◆ **Problem to work on**: Images must not appear in your copy; reproduce every other part of the records exactly.

◆ **Records supplied**:
+++
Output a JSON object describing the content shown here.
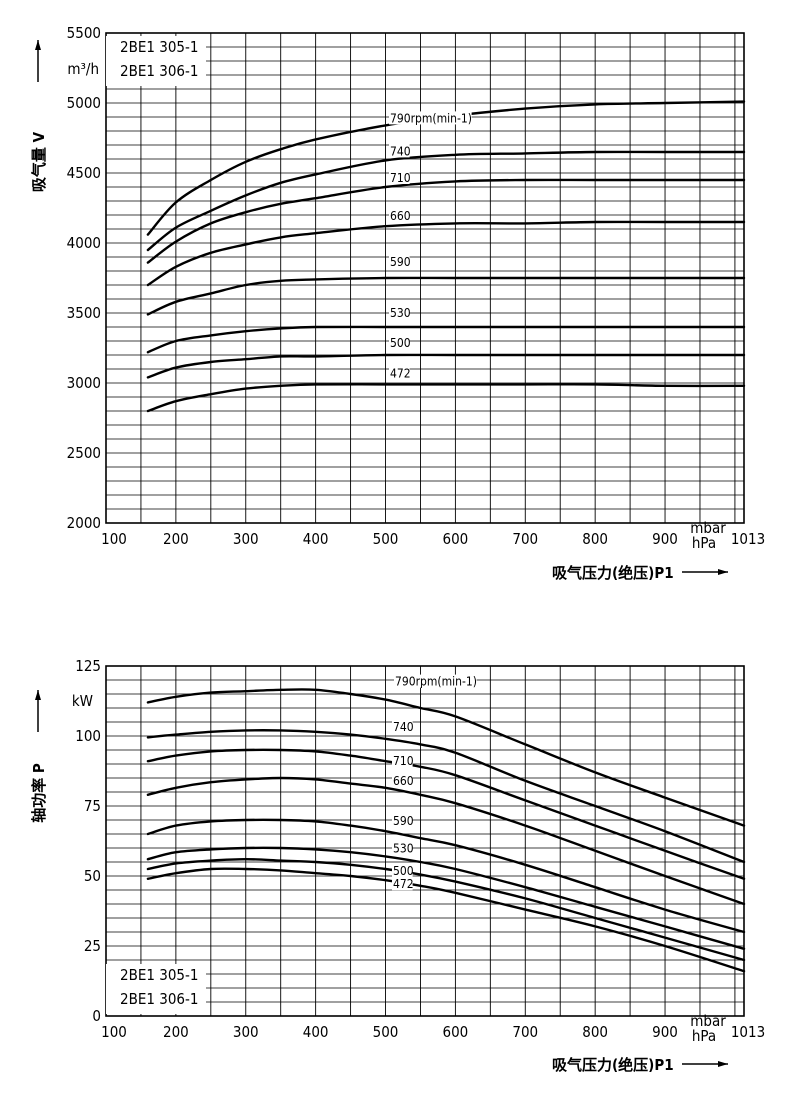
{
  "chart_data": [
    {
      "type": "line",
      "ylabel": "吸气量 V",
      "yunit": "m³/h",
      "xlabel": "吸气压力(绝压)P1",
      "xunit": "mbar\nhPa",
      "models": [
        "2BE1 305-1",
        "2BE1 306-1"
      ],
      "xlim": [
        100,
        1013
      ],
      "ylim": [
        2000,
        5500
      ],
      "xticks": [
        100,
        200,
        300,
        400,
        500,
        600,
        700,
        800,
        900,
        1013
      ],
      "yticks": [
        2000,
        2500,
        3000,
        3500,
        4000,
        4500,
        5000,
        5500
      ],
      "grid": true,
      "series": [
        {
          "name": "790rpm(min-1)",
          "x": [
            160,
            200,
            250,
            300,
            350,
            400,
            500,
            600,
            700,
            800,
            900,
            1013
          ],
          "values": [
            4060,
            4290,
            4450,
            4580,
            4670,
            4740,
            4840,
            4910,
            4960,
            4990,
            5000,
            5010
          ]
        },
        {
          "name": "740",
          "x": [
            160,
            200,
            250,
            300,
            350,
            400,
            500,
            600,
            700,
            800,
            900,
            1013
          ],
          "values": [
            3950,
            4110,
            4230,
            4340,
            4430,
            4490,
            4590,
            4630,
            4640,
            4650,
            4650,
            4650
          ]
        },
        {
          "name": "710",
          "x": [
            160,
            200,
            250,
            300,
            350,
            400,
            500,
            600,
            700,
            800,
            900,
            1013
          ],
          "values": [
            3860,
            4010,
            4140,
            4220,
            4280,
            4320,
            4400,
            4440,
            4450,
            4450,
            4450,
            4450
          ]
        },
        {
          "name": "660",
          "x": [
            160,
            200,
            250,
            300,
            350,
            400,
            500,
            600,
            700,
            800,
            900,
            1013
          ],
          "values": [
            3700,
            3830,
            3930,
            3990,
            4040,
            4070,
            4120,
            4140,
            4140,
            4150,
            4150,
            4150
          ]
        },
        {
          "name": "590",
          "x": [
            160,
            200,
            250,
            300,
            350,
            400,
            500,
            600,
            700,
            800,
            900,
            1013
          ],
          "values": [
            3490,
            3580,
            3640,
            3700,
            3730,
            3740,
            3750,
            3750,
            3750,
            3750,
            3750,
            3750
          ]
        },
        {
          "name": "530",
          "x": [
            160,
            200,
            250,
            300,
            350,
            400,
            500,
            600,
            700,
            800,
            900,
            1013
          ],
          "values": [
            3220,
            3300,
            3340,
            3370,
            3390,
            3400,
            3400,
            3400,
            3400,
            3400,
            3400,
            3400
          ]
        },
        {
          "name": "500",
          "x": [
            160,
            200,
            250,
            300,
            350,
            400,
            500,
            600,
            700,
            800,
            900,
            1013
          ],
          "values": [
            3040,
            3110,
            3150,
            3170,
            3190,
            3190,
            3200,
            3200,
            3200,
            3200,
            3200,
            3200
          ]
        },
        {
          "name": "472",
          "x": [
            160,
            200,
            250,
            300,
            350,
            400,
            500,
            600,
            700,
            800,
            900,
            1013
          ],
          "values": [
            2800,
            2870,
            2920,
            2960,
            2980,
            2990,
            2990,
            2990,
            2990,
            2990,
            2980,
            2980
          ]
        }
      ]
    },
    {
      "type": "line",
      "ylabel": "轴功率 P",
      "yunit": "kW",
      "xlabel": "吸气压力(绝压)P1",
      "xunit": "mbar\nhPa",
      "models": [
        "2BE1 305-1",
        "2BE1 306-1"
      ],
      "xlim": [
        100,
        1013
      ],
      "ylim": [
        0,
        125
      ],
      "xticks": [
        100,
        200,
        300,
        400,
        500,
        600,
        700,
        800,
        900,
        1013
      ],
      "yticks": [
        0,
        25,
        50,
        75,
        100,
        125
      ],
      "grid": true,
      "series": [
        {
          "name": "790rpm(min-1)",
          "x": [
            160,
            200,
            250,
            300,
            350,
            400,
            450,
            500,
            550,
            600,
            700,
            800,
            900,
            1013
          ],
          "values": [
            112,
            114,
            115.5,
            116,
            116.5,
            116.5,
            115,
            113,
            110,
            107,
            97,
            87,
            78,
            68
          ]
        },
        {
          "name": "740",
          "x": [
            160,
            200,
            250,
            300,
            350,
            400,
            450,
            500,
            550,
            600,
            700,
            800,
            900,
            1013
          ],
          "values": [
            99.5,
            100.5,
            101.5,
            102,
            102,
            101.5,
            100.5,
            99,
            97,
            94,
            84,
            75,
            66,
            55
          ]
        },
        {
          "name": "710",
          "x": [
            160,
            200,
            250,
            300,
            350,
            400,
            450,
            500,
            550,
            600,
            700,
            800,
            900,
            1013
          ],
          "values": [
            91,
            93,
            94.5,
            95,
            95,
            94.5,
            93,
            91,
            89,
            86,
            77,
            68,
            59,
            49
          ]
        },
        {
          "name": "660",
          "x": [
            160,
            200,
            250,
            300,
            350,
            400,
            450,
            500,
            550,
            600,
            700,
            800,
            900,
            1013
          ],
          "values": [
            79,
            81.5,
            83.5,
            84.5,
            85,
            84.5,
            83,
            81.5,
            79,
            76,
            68,
            59,
            50,
            40
          ]
        },
        {
          "name": "590",
          "x": [
            160,
            200,
            250,
            300,
            350,
            400,
            450,
            500,
            550,
            600,
            700,
            800,
            900,
            1013
          ],
          "values": [
            65,
            68,
            69.5,
            70,
            70,
            69.5,
            68,
            66,
            63.5,
            61,
            54,
            46,
            38,
            30
          ]
        },
        {
          "name": "530",
          "x": [
            160,
            200,
            250,
            300,
            350,
            400,
            450,
            500,
            550,
            600,
            700,
            800,
            900,
            1013
          ],
          "values": [
            56,
            58.5,
            59.5,
            60,
            60,
            59.5,
            58.5,
            57,
            55,
            52.5,
            46,
            39,
            32,
            24
          ]
        },
        {
          "name": "500",
          "x": [
            160,
            200,
            250,
            300,
            350,
            400,
            450,
            500,
            550,
            600,
            700,
            800,
            900,
            1013
          ],
          "values": [
            52.5,
            54.5,
            55.5,
            56,
            55.5,
            55,
            54,
            52.5,
            50.5,
            48,
            42,
            35,
            28,
            20
          ]
        },
        {
          "name": "472",
          "x": [
            160,
            200,
            250,
            300,
            350,
            400,
            450,
            500,
            550,
            600,
            700,
            800,
            900,
            1013
          ],
          "values": [
            49,
            51,
            52.5,
            52.5,
            52,
            51,
            50,
            48.5,
            46.5,
            44,
            38,
            32,
            25,
            16
          ]
        }
      ]
    }
  ]
}
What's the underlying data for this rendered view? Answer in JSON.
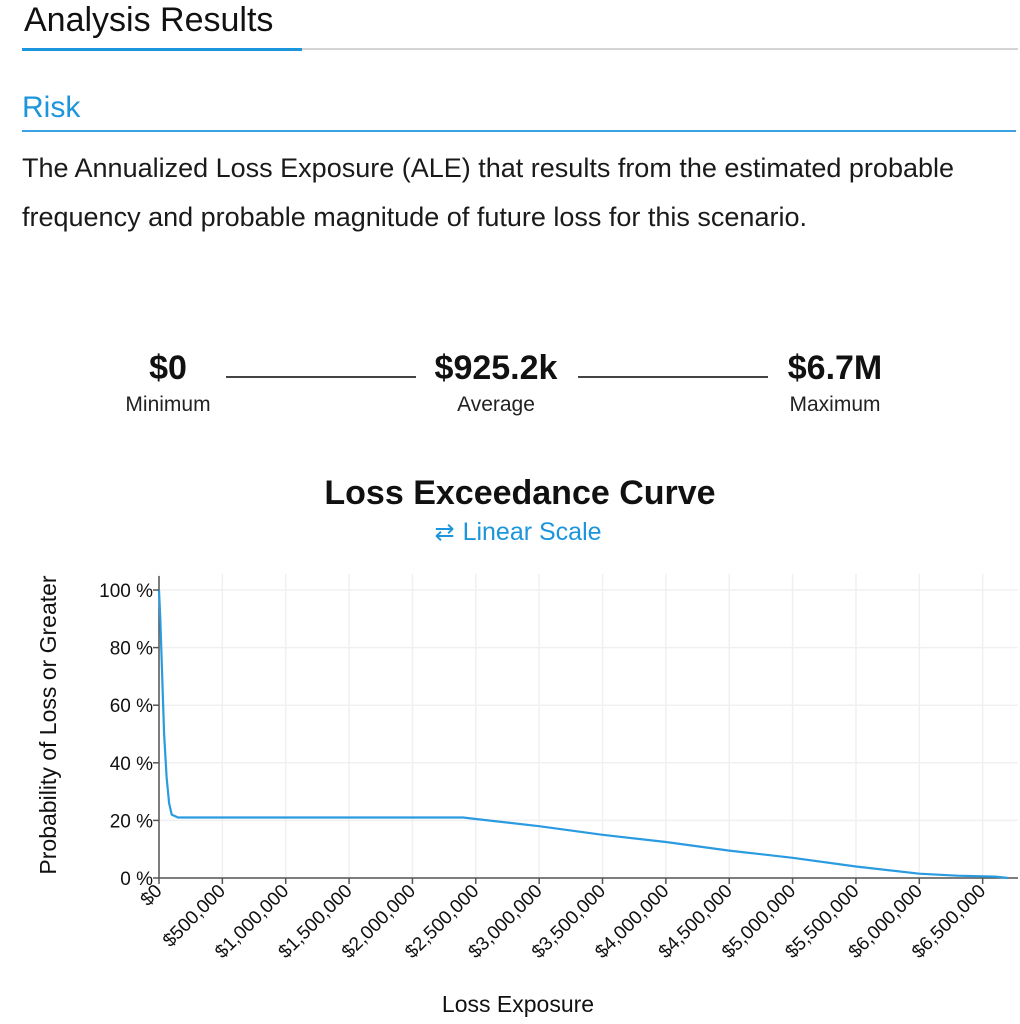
+++
◆ **In response**:
Output a JSON object describing the content shown here.
{
  "chart_data": [
    {
      "type": "line",
      "ylabel": "吸气量 V",
      "yunit": "m³/h",
      "xlabel": "吸气压力(绝压)P1",
      "xunit": "mbar\nhPa",
      "models": [
        "2BE1 305-1",
        "2BE1 306-1"
      ],
      "xlim": [
        100,
        1013
      ],
      "ylim": [
        2000,
        5500
      ],
      "xticks": [
        100,
        200,
        300,
        400,
        500,
        600,
        700,
        800,
        900,
        1013
      ],
      "yticks": [
        2000,
        2500,
        3000,
        3500,
        4000,
        4500,
        5000,
        5500
      ],
      "grid": true,
      "series": [
        {
          "name": "790rpm(min-1)",
          "x": [
            160,
            200,
            250,
            300,
            350,
            400,
            500,
            600,
            700,
            800,
            900,
            1013
          ],
          "values": [
            4060,
            4290,
            4450,
            4580,
            4670,
            4740,
            4840,
            4910,
            4960,
            4990,
            5000,
            5010
          ]
        },
        {
          "name": "740",
          "x": [
            160,
            200,
            250,
            300,
            350,
            400,
            500,
            600,
            700,
            800,
            900,
            1013
          ],
          "values": [
            3950,
            4110,
            4230,
            4340,
            4430,
            4490,
            4590,
            4630,
            4640,
            4650,
            4650,
            4650
          ]
        },
        {
          "name": "710",
          "x": [
            160,
            200,
            250,
            300,
            350,
            400,
            500,
            600,
            700,
            800,
            900,
            1013
          ],
          "values": [
            3860,
            4010,
            4140,
            4220,
            4280,
            4320,
            4400,
            4440,
            4450,
            4450,
            4450,
            4450
          ]
        },
        {
          "name": "660",
          "x": [
            160,
            200,
            250,
            300,
            350,
            400,
            500,
            600,
            700,
            800,
            900,
            1013
          ],
          "values": [
            3700,
            3830,
            3930,
            3990,
            4040,
            4070,
            4120,
            4140,
            4140,
            4150,
            4150,
            4150
          ]
        },
        {
          "name": "590",
          "x": [
            160,
            200,
            250,
            300,
            350,
            400,
            500,
            600,
            700,
            800,
            900,
            1013
          ],
          "values": [
            3490,
            3580,
            3640,
            3700,
            3730,
            3740,
            3750,
            3750,
            3750,
            3750,
            3750,
            3750
          ]
        },
        {
          "name": "530",
          "x": [
            160,
            200,
            250,
            300,
            350,
            400,
            500,
            600,
            700,
            800,
            900,
            1013
          ],
          "values": [
            3220,
            3300,
            3340,
            3370,
            3390,
            3400,
            3400,
            3400,
            3400,
            3400,
            3400,
            3400
          ]
        },
        {
          "name": "500",
          "x": [
            160,
            200,
            250,
            300,
            350,
            400,
            500,
            600,
            700,
            800,
            900,
            1013
          ],
          "values": [
            3040,
            3110,
            3150,
            3170,
            3190,
            3190,
            3200,
            3200,
            3200,
            3200,
            3200,
            3200
          ]
        },
        {
          "name": "472",
          "x": [
            160,
            200,
            250,
            300,
            350,
            400,
            500,
            600,
            700,
            800,
            900,
            1013
          ],
          "values": [
            2800,
            2870,
            2920,
            2960,
            2980,
            2990,
            2990,
            2990,
            2990,
            2990,
            2980,
            2980
          ]
        }
      ]
    },
    {
      "type": "line",
      "ylabel": "轴功率 P",
      "yunit": "kW",
      "xlabel": "吸气压力(绝压)P1",
      "xunit": "mbar\nhPa",
      "models": [
        "2BE1 305-1",
        "2BE1 306-1"
      ],
      "xlim": [
        100,
        1013
      ],
      "ylim": [
        0,
        125
      ],
      "xticks": [
        100,
        200,
        300,
        400,
        500,
        600,
        700,
        800,
        900,
        1013
      ],
      "yticks": [
        0,
        25,
        50,
        75,
        100,
        125
      ],
      "grid": true,
      "series": [
        {
          "name": "790rpm(min-1)",
          "x": [
            160,
            200,
            250,
            300,
            350,
            400,
            450,
            500,
            550,
            600,
            700,
            800,
            900,
            1013
          ],
          "values": [
            112,
            114,
            115.5,
            116,
            116.5,
            116.5,
            115,
            113,
            110,
            107,
            97,
            87,
            78,
            68
          ]
        },
        {
          "name": "740",
          "x": [
            160,
            200,
            250,
            300,
            350,
            400,
            450,
            500,
            550,
            600,
            700,
            800,
            900,
            1013
          ],
          "values": [
            99.5,
            100.5,
            101.5,
            102,
            102,
            101.5,
            100.5,
            99,
            97,
            94,
            84,
            75,
            66,
            55
          ]
        },
        {
          "name": "710",
          "x": [
            160,
            200,
            250,
            300,
            350,
            400,
            450,
            500,
            550,
            600,
            700,
            800,
            900,
            1013
          ],
          "values": [
            91,
            93,
            94.5,
            95,
            95,
            94.5,
            93,
            91,
            89,
            86,
            77,
            68,
            59,
            49
          ]
        },
        {
          "name": "660",
          "x": [
            160,
            200,
            250,
            300,
            350,
            400,
            450,
            500,
            550,
            600,
            700,
            800,
            900,
            1013
          ],
          "values": [
            79,
            81.5,
            83.5,
            84.5,
            85,
            84.5,
            83,
            81.5,
            79,
            76,
            68,
            59,
            50,
            40
          ]
        },
        {
          "name": "590",
          "x": [
            160,
            200,
            250,
            300,
            350,
            400,
            450,
            500,
            550,
            600,
            700,
            800,
            900,
            1013
          ],
          "values": [
            65,
            68,
            69.5,
            70,
            70,
            69.5,
            68,
            66,
            63.5,
            61,
            54,
            46,
            38,
            30
          ]
        },
        {
          "name": "530",
          "x": [
            160,
            200,
            250,
            300,
            350,
            400,
            450,
            500,
            550,
            600,
            700,
            800,
            900,
            1013
          ],
          "values": [
            56,
            58.5,
            59.5,
            60,
            60,
            59.5,
            58.5,
            57,
            55,
            52.5,
            46,
            39,
            32,
            24
          ]
        },
        {
          "name": "500",
          "x": [
            160,
            200,
            250,
            300,
            350,
            400,
            450,
            500,
            550,
            600,
            700,
            800,
            900,
            1013
          ],
          "values": [
            52.5,
            54.5,
            55.5,
            56,
            55.5,
            55,
            54,
            52.5,
            50.5,
            48,
            42,
            35,
            28,
            20
          ]
        },
        {
          "name": "472",
          "x": [
            160,
            200,
            250,
            300,
            350,
            400,
            450,
            500,
            550,
            600,
            700,
            800,
            900,
            1013
          ],
          "values": [
            49,
            51,
            52.5,
            52.5,
            52,
            51,
            50,
            48.5,
            46.5,
            44,
            38,
            32,
            25,
            16
          ]
        }
      ]
    }
  ]
}
What's the underlying data for this rendered view? Answer in JSON.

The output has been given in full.